▶ EXERCISE:
Say how many lines of these entries include the word "init", and answer with the number alone.

......

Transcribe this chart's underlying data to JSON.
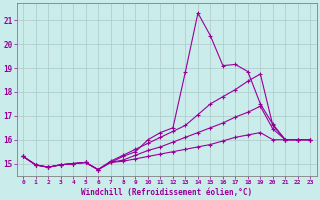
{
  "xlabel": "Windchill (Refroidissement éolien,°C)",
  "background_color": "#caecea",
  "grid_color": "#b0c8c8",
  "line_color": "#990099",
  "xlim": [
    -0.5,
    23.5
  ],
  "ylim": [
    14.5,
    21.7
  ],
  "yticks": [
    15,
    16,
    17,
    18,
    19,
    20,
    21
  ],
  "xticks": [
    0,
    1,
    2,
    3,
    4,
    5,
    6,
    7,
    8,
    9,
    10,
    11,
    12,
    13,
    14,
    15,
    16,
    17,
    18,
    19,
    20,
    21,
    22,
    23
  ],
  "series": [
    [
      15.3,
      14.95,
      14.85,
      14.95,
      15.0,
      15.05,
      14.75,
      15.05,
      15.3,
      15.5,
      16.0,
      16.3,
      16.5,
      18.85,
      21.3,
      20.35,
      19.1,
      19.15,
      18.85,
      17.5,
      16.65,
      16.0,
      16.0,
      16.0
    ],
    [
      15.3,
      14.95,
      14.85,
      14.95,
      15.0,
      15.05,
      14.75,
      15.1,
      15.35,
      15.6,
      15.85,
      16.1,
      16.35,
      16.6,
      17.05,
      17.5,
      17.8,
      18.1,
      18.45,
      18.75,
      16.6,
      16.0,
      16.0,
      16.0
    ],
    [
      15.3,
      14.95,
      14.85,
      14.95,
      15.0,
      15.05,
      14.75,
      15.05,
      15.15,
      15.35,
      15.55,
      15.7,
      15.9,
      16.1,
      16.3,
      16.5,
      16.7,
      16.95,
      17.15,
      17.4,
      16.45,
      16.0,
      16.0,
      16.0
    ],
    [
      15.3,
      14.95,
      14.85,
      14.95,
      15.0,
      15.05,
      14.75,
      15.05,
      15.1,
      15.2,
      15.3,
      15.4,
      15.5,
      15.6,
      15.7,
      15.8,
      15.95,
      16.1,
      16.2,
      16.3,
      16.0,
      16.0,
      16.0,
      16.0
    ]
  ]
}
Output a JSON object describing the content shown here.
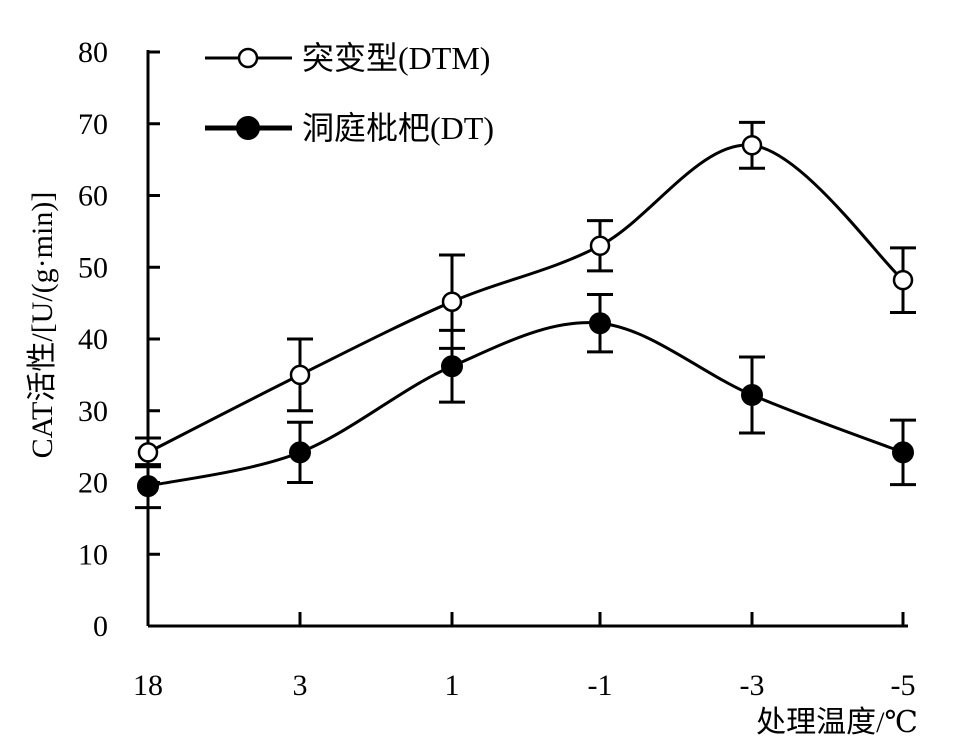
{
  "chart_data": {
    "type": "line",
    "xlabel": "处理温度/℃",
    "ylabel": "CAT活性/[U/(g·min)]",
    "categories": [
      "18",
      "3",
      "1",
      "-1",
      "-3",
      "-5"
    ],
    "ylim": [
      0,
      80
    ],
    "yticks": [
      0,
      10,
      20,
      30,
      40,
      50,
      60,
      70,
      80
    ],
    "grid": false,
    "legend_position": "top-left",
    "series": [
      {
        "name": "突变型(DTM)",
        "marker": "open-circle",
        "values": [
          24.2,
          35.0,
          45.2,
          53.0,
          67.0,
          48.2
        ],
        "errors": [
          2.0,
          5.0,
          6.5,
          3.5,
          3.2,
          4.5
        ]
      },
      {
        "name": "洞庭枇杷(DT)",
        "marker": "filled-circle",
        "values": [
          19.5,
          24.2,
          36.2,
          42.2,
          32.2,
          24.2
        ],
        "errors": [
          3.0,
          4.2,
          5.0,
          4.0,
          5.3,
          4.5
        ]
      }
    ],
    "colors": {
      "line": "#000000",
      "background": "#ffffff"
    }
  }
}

......

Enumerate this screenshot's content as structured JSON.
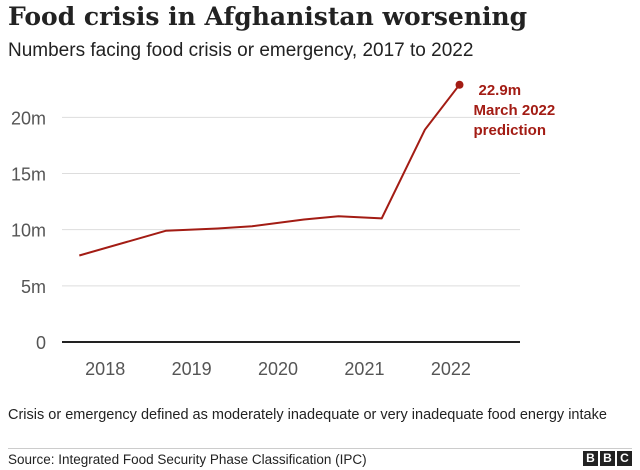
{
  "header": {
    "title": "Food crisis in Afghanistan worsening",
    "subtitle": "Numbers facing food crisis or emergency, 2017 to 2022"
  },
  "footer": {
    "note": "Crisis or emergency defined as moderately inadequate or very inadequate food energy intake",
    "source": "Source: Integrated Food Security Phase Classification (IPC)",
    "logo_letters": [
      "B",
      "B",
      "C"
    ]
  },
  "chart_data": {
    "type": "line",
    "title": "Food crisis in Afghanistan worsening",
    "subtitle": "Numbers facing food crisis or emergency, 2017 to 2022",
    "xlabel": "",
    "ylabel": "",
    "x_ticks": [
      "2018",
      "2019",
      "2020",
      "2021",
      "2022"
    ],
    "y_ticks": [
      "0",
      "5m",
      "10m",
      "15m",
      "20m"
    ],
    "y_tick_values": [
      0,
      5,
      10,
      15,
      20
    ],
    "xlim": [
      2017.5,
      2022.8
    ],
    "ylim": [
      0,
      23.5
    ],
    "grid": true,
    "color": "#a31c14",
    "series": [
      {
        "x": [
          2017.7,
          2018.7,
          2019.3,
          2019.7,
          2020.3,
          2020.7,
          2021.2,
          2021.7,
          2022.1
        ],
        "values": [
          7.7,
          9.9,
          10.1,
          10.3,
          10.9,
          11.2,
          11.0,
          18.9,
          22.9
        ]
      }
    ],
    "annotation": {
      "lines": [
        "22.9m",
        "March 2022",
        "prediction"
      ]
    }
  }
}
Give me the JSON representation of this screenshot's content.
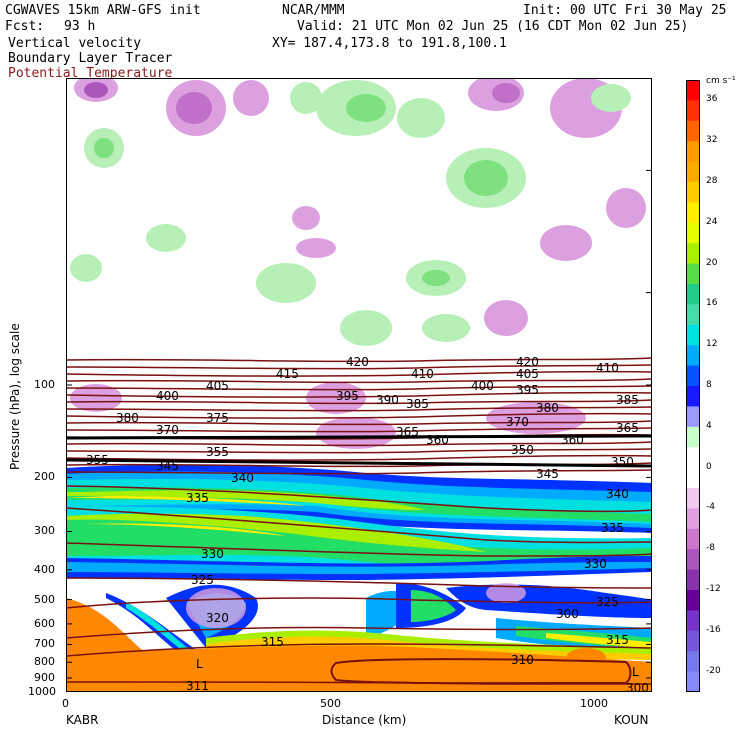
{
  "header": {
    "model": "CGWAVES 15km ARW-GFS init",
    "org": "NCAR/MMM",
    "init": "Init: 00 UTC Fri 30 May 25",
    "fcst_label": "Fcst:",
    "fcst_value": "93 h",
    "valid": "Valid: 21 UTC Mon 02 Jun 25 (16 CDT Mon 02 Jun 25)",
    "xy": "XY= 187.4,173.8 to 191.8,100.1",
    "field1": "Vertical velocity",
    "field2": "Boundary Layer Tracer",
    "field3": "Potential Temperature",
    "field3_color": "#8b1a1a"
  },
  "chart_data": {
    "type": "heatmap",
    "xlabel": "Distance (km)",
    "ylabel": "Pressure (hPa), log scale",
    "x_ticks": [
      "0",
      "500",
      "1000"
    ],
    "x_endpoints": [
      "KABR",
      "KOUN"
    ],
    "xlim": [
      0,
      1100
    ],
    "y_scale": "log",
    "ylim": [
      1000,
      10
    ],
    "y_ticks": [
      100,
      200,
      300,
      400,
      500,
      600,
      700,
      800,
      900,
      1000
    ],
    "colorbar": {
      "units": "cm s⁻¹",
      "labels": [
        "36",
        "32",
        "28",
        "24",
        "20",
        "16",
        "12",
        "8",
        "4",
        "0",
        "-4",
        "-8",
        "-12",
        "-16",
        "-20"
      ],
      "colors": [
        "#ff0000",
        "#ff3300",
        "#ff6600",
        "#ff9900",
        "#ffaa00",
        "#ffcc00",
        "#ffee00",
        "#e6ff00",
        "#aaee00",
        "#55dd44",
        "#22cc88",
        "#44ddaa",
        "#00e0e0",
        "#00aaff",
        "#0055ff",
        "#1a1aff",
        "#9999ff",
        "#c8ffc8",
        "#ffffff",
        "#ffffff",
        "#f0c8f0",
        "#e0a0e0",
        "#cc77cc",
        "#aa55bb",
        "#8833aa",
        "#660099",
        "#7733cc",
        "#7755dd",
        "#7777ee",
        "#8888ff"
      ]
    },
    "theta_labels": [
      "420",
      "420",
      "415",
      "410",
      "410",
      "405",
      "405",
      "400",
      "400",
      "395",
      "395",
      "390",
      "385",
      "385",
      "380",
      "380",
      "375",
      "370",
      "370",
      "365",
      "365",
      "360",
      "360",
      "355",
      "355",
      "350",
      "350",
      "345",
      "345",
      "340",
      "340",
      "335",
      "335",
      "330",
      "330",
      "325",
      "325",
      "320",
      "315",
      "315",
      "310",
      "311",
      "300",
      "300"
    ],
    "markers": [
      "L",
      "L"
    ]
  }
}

......

▶ THE REPLY:
2